» SOURCE DOCUMENT:
Published November 7, 2025
Published November 7, 2025
Rini

Key Takeaways:

  • Rini exposes beauty’s youngest frontier—where self-care meets commercialization.
  • Gen Alpha’s skincare obsession signals opportunity and ethical uncertainty ahead.
  • As childhood beauty evolves, brands must balance care with conscience.

When I called my mom to ask her if I’d ever shown interest in her beauty routine as a child (an early 00’s baby), she laughed before answering. “You? No,” she sighed, reflecting on my mischievous childhood, “You and your sisters were too busy drawing on the walls with lipstick to care what it was for.”

» LISTED ENTRIES:
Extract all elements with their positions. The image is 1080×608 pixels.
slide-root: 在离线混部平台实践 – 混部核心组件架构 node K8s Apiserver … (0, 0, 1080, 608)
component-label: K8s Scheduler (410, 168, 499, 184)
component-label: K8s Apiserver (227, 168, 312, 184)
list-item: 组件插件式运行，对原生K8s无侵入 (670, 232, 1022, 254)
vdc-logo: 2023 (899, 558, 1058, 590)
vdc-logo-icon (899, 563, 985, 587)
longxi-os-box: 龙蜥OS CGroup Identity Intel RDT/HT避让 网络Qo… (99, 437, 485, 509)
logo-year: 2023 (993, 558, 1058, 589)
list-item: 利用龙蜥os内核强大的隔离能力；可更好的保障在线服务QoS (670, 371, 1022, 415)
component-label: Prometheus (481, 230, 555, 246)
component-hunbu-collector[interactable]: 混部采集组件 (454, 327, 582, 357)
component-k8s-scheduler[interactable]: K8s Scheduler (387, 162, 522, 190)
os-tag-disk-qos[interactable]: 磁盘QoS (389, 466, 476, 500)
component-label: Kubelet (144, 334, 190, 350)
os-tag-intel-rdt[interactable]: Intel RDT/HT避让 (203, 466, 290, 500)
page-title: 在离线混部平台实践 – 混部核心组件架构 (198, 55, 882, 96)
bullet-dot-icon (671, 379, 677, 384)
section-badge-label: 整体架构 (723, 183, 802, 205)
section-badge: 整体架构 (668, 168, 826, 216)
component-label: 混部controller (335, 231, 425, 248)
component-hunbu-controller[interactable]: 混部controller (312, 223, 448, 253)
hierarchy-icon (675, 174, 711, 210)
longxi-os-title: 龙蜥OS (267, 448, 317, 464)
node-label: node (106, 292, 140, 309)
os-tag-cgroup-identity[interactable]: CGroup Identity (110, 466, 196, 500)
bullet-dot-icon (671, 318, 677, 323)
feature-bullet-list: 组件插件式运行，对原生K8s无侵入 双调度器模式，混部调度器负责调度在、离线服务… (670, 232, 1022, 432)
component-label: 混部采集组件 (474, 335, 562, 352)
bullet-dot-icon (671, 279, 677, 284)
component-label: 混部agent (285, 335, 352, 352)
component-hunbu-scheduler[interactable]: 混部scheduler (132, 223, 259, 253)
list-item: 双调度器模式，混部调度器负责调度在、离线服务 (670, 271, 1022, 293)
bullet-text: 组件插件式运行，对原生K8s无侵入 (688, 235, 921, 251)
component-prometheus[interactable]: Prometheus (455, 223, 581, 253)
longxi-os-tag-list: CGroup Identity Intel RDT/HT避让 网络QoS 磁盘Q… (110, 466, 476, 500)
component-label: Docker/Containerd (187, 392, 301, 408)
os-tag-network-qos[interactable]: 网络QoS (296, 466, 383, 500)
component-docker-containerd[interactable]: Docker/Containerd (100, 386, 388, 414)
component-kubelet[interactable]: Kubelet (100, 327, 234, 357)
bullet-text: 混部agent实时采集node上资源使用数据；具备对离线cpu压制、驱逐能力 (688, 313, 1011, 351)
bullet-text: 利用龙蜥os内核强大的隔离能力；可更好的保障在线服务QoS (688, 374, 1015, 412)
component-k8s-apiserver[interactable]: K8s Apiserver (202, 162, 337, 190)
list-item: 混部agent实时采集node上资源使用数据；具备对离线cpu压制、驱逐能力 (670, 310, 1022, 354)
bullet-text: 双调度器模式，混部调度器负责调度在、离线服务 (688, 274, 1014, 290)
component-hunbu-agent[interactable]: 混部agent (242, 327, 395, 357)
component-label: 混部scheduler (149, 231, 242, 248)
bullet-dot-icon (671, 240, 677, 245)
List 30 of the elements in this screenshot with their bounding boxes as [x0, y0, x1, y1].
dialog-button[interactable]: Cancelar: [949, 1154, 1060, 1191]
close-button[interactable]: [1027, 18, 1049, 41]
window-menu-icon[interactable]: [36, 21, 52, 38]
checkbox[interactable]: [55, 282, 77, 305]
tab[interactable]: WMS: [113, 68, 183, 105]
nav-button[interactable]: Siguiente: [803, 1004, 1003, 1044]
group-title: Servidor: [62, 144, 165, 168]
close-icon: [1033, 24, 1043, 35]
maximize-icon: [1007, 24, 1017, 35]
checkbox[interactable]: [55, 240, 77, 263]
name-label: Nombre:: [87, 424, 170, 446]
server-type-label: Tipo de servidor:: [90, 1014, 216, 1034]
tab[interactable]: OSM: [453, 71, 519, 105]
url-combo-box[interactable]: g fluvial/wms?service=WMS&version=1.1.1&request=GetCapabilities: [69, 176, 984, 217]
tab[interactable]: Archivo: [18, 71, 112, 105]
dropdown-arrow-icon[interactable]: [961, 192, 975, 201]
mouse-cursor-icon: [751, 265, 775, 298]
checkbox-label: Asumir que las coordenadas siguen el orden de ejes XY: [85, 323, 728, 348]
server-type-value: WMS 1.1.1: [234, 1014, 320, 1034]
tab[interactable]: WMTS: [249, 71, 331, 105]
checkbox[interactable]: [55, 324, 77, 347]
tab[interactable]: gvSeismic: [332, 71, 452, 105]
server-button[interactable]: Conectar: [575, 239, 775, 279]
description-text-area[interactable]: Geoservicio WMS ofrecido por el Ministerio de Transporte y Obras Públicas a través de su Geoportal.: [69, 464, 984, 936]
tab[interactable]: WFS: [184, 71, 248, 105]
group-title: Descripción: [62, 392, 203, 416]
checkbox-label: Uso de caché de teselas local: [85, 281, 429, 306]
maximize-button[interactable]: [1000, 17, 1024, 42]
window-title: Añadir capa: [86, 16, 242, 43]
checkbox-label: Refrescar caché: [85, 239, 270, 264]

» GOAL OF THE EXERCISE:
Answer these questions using the Rini article:
(a) On what date was the article published?
(b) Which generation's skincare obsession do the key takeaways name?
(c) According to the writer's mother, what were the writer and the writer's sisters too busy doing as children?
The listing comes from a separate source, unrelated to the Rini article.

» SOLUTION TO THE PROBLEM:
(a) November 7, 2025
(b) Gen Alpha
(c) Drawing on the walls with lipstick